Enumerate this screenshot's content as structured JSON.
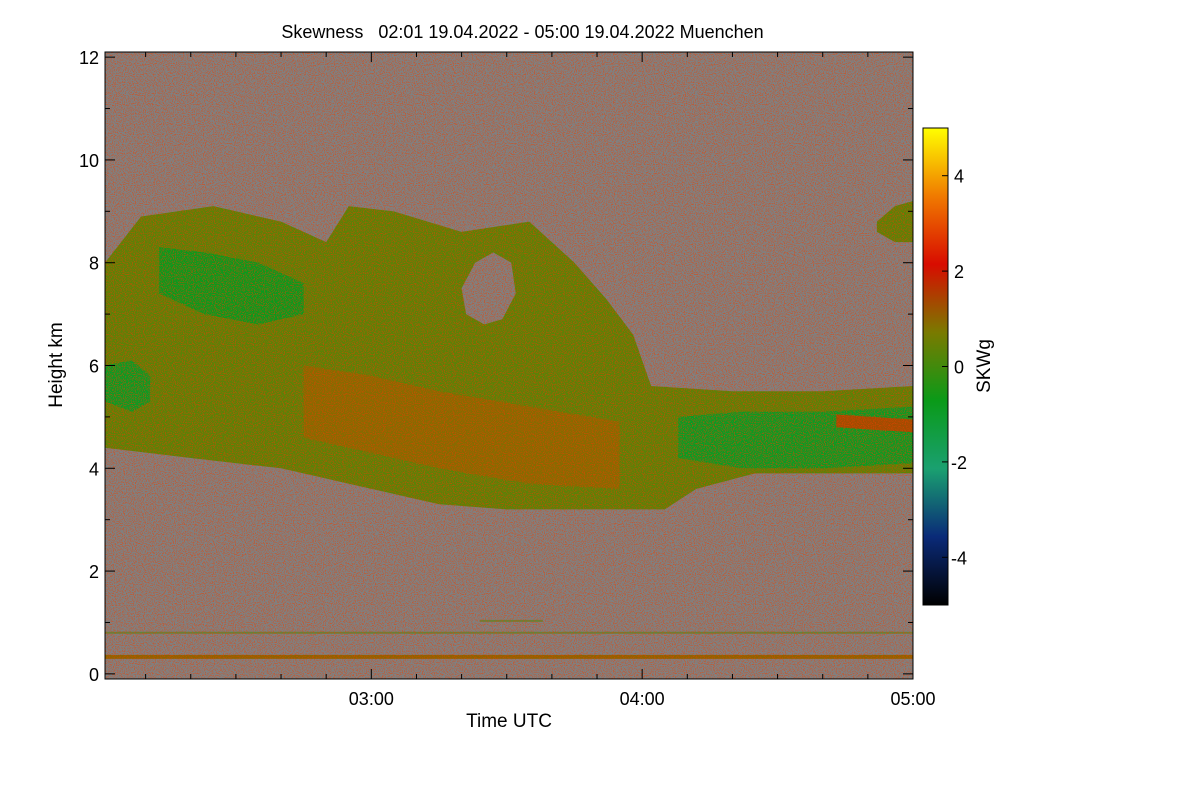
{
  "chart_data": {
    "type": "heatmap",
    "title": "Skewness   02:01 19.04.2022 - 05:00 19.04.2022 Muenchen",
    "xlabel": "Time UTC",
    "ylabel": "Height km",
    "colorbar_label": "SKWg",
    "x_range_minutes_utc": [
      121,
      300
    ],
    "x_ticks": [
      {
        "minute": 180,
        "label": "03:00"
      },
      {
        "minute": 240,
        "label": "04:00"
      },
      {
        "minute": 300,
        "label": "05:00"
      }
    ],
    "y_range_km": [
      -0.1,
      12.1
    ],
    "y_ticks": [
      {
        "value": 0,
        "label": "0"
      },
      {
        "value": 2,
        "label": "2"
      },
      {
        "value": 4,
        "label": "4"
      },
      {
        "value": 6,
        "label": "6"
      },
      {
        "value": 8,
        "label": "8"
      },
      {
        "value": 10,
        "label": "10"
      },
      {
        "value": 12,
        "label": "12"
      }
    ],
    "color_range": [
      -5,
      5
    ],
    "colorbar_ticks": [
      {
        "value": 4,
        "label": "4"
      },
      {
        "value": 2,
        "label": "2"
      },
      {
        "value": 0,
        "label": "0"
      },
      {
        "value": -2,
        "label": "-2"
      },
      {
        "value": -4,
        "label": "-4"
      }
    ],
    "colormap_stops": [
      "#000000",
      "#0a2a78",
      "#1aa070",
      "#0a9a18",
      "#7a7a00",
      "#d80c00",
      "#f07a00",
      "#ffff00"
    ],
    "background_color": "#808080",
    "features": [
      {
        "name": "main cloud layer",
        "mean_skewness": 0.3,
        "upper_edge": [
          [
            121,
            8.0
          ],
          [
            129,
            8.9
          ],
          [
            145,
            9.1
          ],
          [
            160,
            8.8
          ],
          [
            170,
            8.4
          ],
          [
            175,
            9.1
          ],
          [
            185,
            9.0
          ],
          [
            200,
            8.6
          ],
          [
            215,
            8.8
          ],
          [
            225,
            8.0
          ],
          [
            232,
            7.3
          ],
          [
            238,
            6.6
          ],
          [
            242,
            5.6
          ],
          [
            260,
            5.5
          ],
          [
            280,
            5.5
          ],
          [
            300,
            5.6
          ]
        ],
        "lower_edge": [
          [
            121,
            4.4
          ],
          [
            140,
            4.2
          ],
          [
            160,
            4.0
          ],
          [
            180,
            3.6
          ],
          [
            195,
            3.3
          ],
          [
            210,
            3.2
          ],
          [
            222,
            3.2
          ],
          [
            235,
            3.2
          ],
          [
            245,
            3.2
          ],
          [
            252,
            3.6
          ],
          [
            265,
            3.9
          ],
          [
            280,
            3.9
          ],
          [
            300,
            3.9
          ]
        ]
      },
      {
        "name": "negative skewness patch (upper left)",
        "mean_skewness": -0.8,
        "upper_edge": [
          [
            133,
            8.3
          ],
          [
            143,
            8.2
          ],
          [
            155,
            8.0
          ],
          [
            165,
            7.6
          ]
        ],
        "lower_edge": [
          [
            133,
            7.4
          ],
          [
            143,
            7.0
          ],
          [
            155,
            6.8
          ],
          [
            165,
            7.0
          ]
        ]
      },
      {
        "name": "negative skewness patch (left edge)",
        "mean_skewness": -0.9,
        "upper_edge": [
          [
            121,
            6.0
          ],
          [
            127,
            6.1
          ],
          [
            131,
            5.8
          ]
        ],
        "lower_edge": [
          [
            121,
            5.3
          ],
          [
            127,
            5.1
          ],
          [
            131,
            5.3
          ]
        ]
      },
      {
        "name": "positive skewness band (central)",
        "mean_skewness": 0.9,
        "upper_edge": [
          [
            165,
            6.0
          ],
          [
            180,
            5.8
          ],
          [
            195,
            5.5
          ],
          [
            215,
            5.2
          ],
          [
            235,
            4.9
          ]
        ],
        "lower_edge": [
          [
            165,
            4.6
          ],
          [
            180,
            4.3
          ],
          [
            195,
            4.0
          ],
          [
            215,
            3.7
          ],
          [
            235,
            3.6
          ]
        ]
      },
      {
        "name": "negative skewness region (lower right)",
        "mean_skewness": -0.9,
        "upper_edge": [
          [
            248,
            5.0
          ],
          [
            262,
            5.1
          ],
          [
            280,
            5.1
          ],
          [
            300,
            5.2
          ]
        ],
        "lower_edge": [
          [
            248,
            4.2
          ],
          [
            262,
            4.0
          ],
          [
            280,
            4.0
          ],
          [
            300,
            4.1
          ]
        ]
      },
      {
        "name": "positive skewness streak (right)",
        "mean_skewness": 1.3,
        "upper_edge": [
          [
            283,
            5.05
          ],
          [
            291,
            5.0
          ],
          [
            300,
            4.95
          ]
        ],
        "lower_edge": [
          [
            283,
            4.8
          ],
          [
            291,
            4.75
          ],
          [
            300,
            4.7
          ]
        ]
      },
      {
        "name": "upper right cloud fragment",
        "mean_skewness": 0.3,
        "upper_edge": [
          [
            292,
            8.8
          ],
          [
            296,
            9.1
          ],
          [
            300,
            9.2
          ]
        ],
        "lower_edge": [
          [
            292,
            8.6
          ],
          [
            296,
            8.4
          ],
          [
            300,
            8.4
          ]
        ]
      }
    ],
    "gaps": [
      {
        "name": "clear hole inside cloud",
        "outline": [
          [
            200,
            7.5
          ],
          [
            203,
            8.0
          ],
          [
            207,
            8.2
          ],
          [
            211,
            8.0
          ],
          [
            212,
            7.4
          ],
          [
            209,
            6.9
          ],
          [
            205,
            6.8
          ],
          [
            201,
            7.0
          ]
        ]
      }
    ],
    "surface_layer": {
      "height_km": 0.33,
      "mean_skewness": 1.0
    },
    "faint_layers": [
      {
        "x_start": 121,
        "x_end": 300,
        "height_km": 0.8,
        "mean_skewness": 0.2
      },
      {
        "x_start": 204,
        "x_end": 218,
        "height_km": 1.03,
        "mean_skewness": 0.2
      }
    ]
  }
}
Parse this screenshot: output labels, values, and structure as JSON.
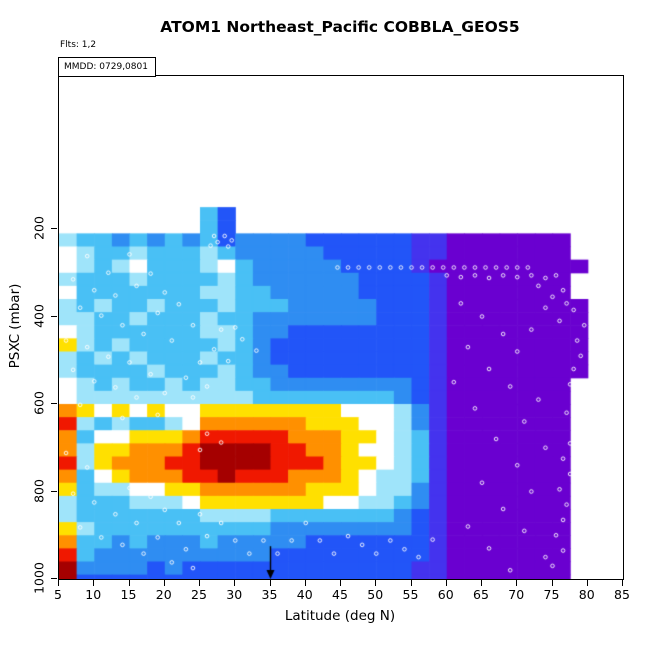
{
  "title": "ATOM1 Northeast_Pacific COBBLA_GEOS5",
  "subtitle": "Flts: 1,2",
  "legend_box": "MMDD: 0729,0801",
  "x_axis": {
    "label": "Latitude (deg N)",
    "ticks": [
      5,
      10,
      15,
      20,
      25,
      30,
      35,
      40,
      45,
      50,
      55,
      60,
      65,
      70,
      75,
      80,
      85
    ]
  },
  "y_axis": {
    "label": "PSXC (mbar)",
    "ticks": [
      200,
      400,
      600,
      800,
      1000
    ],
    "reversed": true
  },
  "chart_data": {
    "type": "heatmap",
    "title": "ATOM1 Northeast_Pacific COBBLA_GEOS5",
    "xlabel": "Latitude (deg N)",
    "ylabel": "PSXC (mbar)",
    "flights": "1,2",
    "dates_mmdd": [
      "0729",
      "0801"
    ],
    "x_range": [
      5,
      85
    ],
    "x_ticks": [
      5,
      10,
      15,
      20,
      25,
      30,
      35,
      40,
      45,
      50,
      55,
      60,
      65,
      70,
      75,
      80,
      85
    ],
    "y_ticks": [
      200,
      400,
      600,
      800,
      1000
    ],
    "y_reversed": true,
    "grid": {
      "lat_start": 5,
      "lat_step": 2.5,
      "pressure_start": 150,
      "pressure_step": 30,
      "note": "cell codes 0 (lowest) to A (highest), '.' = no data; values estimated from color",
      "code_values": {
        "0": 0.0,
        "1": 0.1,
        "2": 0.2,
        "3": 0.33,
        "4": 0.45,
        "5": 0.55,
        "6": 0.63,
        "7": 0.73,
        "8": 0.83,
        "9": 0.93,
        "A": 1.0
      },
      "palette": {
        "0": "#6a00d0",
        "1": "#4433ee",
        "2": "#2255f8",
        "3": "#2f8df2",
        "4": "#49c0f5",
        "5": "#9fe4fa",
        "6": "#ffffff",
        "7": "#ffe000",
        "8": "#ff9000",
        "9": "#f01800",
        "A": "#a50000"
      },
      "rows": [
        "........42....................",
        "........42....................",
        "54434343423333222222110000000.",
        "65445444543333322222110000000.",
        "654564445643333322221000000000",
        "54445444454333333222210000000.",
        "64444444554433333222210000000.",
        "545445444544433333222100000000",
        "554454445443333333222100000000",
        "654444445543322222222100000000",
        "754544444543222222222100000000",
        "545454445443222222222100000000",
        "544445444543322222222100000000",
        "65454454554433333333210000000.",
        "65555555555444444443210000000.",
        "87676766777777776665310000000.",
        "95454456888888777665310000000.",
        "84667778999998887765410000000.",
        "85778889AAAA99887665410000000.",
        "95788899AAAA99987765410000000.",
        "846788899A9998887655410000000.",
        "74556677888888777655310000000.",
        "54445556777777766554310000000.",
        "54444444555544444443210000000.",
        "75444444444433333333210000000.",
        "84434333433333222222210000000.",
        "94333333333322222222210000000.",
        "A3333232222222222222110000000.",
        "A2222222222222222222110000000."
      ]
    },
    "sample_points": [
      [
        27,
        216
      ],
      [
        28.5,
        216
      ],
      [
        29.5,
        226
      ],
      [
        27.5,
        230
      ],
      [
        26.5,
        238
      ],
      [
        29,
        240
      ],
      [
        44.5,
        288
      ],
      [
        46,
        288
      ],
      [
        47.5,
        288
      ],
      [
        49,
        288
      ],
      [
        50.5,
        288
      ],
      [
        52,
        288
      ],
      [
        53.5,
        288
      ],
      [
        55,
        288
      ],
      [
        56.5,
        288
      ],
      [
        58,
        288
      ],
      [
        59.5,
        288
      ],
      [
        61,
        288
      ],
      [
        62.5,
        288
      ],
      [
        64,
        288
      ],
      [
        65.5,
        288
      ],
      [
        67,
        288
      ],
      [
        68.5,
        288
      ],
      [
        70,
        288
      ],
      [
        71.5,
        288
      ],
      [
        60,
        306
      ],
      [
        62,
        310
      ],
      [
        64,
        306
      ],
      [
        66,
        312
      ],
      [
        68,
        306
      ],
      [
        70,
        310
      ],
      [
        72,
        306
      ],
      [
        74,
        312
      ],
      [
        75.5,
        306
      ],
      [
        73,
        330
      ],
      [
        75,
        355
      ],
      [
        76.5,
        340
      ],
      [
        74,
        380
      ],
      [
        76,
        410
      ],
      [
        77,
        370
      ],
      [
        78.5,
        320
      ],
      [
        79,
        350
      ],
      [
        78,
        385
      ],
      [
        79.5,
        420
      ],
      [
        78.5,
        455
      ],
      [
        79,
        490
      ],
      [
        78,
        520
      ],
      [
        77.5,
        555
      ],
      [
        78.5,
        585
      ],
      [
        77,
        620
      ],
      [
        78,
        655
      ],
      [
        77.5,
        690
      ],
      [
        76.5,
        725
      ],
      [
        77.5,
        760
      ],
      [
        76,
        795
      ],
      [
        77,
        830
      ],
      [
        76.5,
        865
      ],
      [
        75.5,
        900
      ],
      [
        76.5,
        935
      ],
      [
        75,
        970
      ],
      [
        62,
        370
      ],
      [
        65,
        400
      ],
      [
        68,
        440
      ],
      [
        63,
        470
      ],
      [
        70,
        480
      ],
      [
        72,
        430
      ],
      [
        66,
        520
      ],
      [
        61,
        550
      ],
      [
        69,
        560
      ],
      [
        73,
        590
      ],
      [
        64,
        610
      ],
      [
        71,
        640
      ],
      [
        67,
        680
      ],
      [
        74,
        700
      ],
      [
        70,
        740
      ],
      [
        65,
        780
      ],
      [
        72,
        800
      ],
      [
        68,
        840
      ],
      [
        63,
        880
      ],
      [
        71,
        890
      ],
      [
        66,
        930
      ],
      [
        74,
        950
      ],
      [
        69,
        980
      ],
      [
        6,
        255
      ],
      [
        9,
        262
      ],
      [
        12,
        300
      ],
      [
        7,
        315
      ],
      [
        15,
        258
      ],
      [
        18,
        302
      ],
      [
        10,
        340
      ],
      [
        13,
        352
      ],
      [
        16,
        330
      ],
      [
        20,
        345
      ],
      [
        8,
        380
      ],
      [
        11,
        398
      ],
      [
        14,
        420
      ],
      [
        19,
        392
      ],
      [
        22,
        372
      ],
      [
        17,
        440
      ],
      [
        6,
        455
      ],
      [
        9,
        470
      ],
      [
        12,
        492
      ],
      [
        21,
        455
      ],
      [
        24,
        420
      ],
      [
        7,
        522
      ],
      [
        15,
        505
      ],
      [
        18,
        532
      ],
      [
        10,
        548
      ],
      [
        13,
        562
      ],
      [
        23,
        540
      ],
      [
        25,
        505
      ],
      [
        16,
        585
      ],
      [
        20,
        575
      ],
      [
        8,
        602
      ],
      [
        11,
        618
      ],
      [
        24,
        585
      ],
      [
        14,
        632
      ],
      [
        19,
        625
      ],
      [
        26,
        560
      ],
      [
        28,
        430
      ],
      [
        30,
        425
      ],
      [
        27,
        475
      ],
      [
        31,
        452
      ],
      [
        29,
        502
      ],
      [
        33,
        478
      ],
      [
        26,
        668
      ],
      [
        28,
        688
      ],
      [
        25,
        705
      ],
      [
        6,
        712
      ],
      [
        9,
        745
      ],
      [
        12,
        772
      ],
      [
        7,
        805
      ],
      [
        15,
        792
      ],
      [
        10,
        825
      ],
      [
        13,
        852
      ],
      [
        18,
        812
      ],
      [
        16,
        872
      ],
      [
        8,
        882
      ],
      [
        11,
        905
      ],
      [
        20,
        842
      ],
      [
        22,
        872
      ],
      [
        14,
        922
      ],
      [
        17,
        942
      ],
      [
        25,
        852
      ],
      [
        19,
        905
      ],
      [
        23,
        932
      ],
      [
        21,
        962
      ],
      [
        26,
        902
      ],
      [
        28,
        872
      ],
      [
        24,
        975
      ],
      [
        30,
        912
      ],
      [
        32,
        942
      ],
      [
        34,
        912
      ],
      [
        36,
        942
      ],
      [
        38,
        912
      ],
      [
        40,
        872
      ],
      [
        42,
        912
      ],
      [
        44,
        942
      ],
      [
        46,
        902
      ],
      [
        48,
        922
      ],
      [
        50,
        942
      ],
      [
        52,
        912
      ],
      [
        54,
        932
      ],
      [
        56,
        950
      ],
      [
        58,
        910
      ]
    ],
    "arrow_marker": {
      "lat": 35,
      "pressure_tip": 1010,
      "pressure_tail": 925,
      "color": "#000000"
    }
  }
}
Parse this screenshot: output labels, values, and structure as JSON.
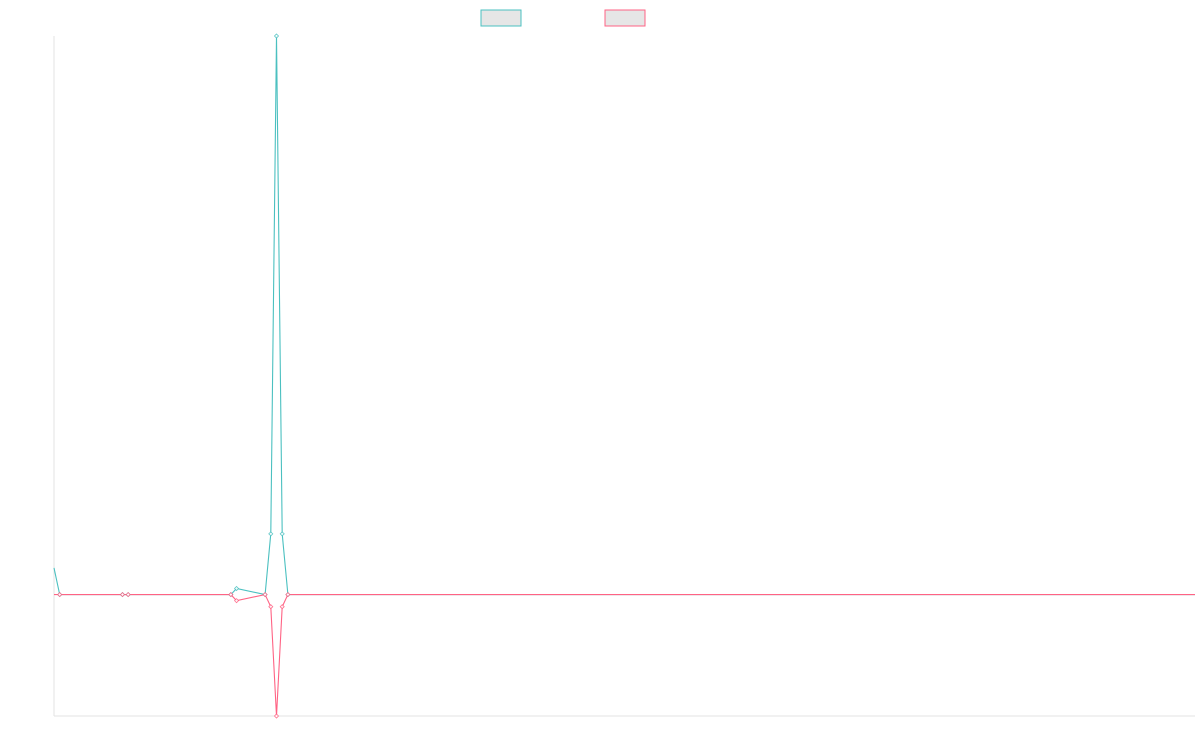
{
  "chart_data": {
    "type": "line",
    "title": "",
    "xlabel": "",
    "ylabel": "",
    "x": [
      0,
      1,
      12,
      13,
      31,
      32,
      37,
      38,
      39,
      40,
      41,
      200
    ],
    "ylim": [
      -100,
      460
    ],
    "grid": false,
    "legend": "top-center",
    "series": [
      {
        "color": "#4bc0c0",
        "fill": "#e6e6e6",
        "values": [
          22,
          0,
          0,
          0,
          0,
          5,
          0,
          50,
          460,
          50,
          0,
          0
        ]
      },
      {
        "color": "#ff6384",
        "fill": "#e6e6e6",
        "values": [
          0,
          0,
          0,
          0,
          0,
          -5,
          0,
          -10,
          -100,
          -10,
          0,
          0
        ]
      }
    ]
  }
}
┄┄┄┄┄┄
From the records above, pull out every line containing the word "negative".

- [THE SOLUTION]:
        "name": "negative skewness patch (upper left)",
        "name": "negative skewness patch (left edge)",
        "name": "negative skewness region (lower right)",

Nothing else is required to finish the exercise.